[Extracted text]:
========================================
It's not about the thread/cpu. Now (without this patch), there is a consistent 
behavior for the {{getCollectionProperties}} on when it comes from cache (there 
is a watch) or when it's fetched from ZooKeeper (there is no watch). With the 
change, this consistency is gone, it depends on if/when some other thread 
requested the properties before. If you were to use a watcher instead of the 
cache, the fetch from ZooKeeper happens the minimum amount of times possible 
(once when the watch is set, and then once per modification in ZooKeeper), if 
you rely on the time cache, the amount of times Solr will go fetch the 
properties becomes both, bigger, and uncertain.


> Make collection properties easier and safer to use in code
> ----------------------------------------------------------
>
>                 Key: SOLR-13439
>                 URL: https://issues.apache.org/jira/browse/SOLR-13439
>             Project: Solr
>          Issue Type: Improvement
>      Security Level: Public(Default Security Level. Issues are Public)
========================================
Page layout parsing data
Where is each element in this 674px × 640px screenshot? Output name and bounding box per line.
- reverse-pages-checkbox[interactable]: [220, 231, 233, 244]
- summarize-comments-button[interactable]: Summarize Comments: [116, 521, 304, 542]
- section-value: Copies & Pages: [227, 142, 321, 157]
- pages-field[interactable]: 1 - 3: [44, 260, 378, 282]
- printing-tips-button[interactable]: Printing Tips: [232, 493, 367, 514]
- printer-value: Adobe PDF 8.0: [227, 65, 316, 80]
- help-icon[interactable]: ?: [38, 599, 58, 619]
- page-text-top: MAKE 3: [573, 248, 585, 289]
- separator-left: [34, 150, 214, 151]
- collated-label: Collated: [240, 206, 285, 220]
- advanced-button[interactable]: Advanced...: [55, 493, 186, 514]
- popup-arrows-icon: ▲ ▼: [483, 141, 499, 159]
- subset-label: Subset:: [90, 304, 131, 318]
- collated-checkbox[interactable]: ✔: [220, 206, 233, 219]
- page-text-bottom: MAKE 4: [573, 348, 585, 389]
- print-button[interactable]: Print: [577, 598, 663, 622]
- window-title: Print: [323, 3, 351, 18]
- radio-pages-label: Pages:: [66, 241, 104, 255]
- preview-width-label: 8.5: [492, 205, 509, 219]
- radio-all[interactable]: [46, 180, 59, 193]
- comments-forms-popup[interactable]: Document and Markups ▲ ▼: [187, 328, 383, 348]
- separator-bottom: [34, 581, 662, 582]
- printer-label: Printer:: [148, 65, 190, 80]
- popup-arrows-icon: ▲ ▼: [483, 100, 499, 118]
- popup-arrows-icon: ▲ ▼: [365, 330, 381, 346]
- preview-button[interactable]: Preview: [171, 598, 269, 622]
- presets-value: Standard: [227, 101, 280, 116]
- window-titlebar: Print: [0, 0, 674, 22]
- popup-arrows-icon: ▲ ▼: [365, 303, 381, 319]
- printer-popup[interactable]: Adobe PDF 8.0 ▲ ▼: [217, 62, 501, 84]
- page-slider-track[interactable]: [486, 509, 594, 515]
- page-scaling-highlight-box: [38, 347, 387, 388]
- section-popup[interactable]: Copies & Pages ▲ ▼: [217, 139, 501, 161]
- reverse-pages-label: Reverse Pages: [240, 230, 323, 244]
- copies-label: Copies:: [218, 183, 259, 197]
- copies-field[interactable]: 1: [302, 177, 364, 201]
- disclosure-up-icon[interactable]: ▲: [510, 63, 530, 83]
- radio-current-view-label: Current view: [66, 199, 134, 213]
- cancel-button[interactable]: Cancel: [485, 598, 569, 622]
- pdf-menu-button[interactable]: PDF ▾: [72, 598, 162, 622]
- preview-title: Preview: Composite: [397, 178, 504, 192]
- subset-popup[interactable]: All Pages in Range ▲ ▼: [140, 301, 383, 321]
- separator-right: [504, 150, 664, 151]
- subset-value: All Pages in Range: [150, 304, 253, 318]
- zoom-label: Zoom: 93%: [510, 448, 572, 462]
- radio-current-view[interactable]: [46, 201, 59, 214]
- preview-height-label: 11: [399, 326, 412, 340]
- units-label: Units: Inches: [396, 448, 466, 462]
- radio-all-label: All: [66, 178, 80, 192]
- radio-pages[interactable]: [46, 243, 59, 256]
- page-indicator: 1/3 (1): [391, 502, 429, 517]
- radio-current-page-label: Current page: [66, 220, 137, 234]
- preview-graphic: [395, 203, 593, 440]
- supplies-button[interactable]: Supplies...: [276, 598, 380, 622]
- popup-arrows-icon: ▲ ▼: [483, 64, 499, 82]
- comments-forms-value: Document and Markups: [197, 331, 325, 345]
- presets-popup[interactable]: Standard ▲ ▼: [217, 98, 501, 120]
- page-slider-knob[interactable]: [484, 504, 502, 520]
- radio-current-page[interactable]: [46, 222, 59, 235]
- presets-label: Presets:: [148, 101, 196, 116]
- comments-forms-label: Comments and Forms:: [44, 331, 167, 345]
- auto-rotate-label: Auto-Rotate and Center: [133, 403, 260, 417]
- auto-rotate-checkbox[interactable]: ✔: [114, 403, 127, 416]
========================================
[Activity 1]:
In the Solr issue text, how often does the fetch from ZooKeeper happen when a watcher is used instead of the cache?
[Activity 2]:
Copy everything in the Solr issue text from "It's not about" down to "bigger, and uncertain.".
Rely only on the Solr issue text for these tasks.

[Your solution 1]:
Once when the watch is set, and then once per modification in ZooKeeper.

[Your solution 2]:
It's not about the thread/cpu. Now (without this patch), there is a consistent 
behavior for the {{getCollectionProperties}} on when it comes from cache (there 
is a watch) or when it's fetched from ZooKeeper (there is no watch). With the 
change, this consistency is gone, it depends on if/when some other thread 
requested the properties before. If you were to use a watcher instead of the 
cache, the fetch from ZooKeeper happens the minimum amount of times possible 
(once when the watch is set, and then once per modification in ZooKeeper), if 
you rely on the time cache, the amount of times Solr will go fetch the 
properties becomes both, bigger, and uncertain.